- STATED TASK -
From the entries that follow, extract each line holding the string "piControl".

_ _ _ _ _ _ _

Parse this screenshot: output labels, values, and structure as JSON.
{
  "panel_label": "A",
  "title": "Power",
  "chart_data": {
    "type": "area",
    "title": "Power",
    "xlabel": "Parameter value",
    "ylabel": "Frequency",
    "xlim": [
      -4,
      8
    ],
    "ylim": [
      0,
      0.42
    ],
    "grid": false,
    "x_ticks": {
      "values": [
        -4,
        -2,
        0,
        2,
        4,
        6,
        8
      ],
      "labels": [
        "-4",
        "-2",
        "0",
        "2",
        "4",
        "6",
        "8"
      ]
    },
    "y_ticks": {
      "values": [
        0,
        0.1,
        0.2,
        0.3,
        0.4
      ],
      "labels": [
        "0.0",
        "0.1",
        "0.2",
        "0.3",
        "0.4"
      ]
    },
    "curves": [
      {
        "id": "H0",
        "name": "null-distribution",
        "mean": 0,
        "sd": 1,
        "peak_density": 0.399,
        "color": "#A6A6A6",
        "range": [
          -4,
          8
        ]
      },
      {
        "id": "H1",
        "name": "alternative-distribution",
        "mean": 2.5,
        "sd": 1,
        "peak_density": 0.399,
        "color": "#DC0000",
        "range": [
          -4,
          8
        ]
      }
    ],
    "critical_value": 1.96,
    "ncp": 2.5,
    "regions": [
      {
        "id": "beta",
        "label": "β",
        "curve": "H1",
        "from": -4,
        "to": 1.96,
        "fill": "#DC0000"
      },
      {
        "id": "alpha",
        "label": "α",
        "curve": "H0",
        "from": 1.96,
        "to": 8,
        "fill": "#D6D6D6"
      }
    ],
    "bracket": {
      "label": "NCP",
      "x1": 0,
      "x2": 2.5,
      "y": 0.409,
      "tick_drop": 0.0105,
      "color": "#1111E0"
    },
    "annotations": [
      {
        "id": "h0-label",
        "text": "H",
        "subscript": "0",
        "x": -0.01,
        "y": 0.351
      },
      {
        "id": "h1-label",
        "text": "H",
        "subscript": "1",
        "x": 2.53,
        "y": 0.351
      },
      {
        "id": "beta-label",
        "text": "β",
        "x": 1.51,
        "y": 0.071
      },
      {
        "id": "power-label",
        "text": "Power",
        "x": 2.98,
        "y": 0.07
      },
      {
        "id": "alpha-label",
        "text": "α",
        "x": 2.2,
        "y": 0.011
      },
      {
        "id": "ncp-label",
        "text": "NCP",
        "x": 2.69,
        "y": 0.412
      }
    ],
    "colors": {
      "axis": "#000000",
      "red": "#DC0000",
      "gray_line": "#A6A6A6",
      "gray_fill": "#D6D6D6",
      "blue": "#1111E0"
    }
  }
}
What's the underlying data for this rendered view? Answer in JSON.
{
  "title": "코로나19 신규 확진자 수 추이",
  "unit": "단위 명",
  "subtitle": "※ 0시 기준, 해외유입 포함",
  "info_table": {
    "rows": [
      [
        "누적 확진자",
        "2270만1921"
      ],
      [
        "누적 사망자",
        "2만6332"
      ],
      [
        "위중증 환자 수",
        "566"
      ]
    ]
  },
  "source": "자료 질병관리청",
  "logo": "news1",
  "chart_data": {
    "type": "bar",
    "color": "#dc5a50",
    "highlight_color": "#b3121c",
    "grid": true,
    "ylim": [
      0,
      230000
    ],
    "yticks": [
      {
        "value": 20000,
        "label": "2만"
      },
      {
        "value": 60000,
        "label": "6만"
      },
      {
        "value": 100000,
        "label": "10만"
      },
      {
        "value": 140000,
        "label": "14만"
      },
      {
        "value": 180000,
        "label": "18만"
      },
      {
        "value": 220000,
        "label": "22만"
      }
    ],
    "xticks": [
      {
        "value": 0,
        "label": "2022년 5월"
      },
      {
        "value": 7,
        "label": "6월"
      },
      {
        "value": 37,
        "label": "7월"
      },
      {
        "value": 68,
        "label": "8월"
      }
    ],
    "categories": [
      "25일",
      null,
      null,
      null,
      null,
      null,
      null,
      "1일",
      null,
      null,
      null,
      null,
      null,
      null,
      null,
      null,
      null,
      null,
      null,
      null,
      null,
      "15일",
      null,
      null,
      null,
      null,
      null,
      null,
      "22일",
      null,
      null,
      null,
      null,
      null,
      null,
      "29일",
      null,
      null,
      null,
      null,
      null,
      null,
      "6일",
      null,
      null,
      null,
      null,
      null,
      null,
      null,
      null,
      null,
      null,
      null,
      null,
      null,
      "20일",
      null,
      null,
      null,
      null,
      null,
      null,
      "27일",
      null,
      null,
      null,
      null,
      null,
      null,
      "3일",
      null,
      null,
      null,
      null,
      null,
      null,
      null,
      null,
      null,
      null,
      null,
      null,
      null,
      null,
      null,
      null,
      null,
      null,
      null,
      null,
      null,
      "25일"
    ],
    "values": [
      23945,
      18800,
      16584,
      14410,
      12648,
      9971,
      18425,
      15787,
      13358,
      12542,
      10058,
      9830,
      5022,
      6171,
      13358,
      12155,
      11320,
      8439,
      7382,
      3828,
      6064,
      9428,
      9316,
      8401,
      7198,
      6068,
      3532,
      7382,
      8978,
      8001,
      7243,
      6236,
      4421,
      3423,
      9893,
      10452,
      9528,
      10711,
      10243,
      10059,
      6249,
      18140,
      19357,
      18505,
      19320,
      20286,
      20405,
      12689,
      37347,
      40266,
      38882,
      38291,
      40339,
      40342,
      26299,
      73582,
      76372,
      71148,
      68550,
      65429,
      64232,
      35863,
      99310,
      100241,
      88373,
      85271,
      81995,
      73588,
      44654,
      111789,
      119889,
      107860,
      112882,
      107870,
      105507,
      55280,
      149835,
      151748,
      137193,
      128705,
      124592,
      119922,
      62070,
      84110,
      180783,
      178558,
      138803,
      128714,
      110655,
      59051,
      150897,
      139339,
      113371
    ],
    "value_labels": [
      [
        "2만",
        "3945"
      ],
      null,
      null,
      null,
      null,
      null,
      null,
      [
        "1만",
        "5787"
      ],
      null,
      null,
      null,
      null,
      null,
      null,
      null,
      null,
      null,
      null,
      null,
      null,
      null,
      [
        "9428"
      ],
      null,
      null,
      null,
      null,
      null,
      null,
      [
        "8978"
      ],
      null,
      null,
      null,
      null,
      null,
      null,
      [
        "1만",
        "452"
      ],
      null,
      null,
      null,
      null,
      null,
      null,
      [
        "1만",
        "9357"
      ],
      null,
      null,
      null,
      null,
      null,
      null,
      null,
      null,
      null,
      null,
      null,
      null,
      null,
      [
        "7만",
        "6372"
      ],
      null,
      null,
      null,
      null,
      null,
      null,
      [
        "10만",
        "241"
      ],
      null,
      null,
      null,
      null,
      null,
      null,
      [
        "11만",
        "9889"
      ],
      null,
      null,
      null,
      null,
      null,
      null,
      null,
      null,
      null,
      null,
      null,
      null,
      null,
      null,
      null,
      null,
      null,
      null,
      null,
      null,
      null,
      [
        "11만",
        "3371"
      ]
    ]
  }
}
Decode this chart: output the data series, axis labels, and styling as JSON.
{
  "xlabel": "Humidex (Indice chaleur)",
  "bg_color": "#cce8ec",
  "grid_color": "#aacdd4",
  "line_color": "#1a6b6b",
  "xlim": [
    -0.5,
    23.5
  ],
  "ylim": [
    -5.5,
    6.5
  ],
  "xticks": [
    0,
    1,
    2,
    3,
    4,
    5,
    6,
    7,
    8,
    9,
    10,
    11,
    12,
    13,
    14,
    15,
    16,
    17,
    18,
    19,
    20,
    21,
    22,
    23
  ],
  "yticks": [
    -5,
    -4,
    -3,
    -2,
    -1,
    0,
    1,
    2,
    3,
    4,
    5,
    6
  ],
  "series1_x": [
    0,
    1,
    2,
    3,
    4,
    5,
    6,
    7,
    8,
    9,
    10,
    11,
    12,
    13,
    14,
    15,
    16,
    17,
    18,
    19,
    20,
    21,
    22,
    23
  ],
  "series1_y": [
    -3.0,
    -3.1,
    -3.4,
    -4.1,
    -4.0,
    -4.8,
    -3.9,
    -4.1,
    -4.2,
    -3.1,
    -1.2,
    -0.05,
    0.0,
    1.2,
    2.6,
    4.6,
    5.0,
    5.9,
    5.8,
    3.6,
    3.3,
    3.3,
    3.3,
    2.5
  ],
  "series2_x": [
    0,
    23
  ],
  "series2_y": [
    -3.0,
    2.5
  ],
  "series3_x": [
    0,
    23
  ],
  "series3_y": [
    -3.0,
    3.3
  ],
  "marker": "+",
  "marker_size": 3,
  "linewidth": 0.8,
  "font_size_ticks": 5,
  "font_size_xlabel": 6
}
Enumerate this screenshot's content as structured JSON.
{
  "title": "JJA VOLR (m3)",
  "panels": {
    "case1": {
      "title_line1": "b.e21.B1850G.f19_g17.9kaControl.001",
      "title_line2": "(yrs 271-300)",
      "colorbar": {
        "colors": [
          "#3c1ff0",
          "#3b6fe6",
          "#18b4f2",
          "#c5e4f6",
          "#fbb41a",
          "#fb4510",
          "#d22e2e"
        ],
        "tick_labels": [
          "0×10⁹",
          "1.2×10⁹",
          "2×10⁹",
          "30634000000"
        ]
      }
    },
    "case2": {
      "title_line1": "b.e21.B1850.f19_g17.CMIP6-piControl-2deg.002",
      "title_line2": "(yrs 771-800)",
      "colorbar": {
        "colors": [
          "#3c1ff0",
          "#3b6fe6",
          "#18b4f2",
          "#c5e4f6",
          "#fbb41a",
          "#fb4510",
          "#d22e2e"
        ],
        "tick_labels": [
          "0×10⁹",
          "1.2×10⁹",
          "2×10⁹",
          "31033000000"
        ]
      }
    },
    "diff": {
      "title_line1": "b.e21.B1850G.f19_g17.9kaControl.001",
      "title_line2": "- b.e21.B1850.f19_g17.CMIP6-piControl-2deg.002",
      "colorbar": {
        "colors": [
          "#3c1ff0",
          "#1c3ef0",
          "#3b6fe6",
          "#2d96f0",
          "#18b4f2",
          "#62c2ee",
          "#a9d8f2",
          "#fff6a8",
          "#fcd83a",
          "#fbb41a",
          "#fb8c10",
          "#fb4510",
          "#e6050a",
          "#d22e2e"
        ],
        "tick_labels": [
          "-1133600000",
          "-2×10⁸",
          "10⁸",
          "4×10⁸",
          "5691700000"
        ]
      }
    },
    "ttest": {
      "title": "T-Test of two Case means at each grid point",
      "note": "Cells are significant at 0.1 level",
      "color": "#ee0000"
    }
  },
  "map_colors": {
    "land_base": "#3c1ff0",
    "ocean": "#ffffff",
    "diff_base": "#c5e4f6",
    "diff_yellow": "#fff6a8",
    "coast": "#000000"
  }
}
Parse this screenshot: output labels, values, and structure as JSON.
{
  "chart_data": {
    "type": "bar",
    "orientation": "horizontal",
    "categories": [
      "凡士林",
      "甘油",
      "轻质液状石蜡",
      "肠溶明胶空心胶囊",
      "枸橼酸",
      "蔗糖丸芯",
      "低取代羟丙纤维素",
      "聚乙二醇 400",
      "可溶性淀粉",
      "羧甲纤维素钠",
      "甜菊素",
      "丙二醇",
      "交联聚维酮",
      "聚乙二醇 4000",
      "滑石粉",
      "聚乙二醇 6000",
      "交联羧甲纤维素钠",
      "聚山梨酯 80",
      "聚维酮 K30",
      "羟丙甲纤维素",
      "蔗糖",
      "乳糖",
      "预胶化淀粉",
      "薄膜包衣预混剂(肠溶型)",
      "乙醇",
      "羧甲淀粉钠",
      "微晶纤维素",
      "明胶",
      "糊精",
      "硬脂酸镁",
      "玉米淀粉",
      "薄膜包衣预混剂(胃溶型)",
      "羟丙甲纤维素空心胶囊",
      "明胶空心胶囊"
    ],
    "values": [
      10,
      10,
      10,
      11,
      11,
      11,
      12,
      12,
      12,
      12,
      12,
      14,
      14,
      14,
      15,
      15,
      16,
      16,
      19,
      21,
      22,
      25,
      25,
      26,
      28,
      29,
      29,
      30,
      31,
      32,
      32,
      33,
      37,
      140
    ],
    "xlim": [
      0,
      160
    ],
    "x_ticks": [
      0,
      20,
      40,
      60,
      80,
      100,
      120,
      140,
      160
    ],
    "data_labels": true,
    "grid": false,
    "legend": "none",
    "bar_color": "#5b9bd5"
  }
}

_ _ _ _ _ _ _

- THE REPLY -
      "title_line1": "b.e21.B1850.f19_g17.CMIP6-piControl-2deg.002",
      "title_line2": "- b.e21.B1850.f19_g17.CMIP6-piControl-2deg.002",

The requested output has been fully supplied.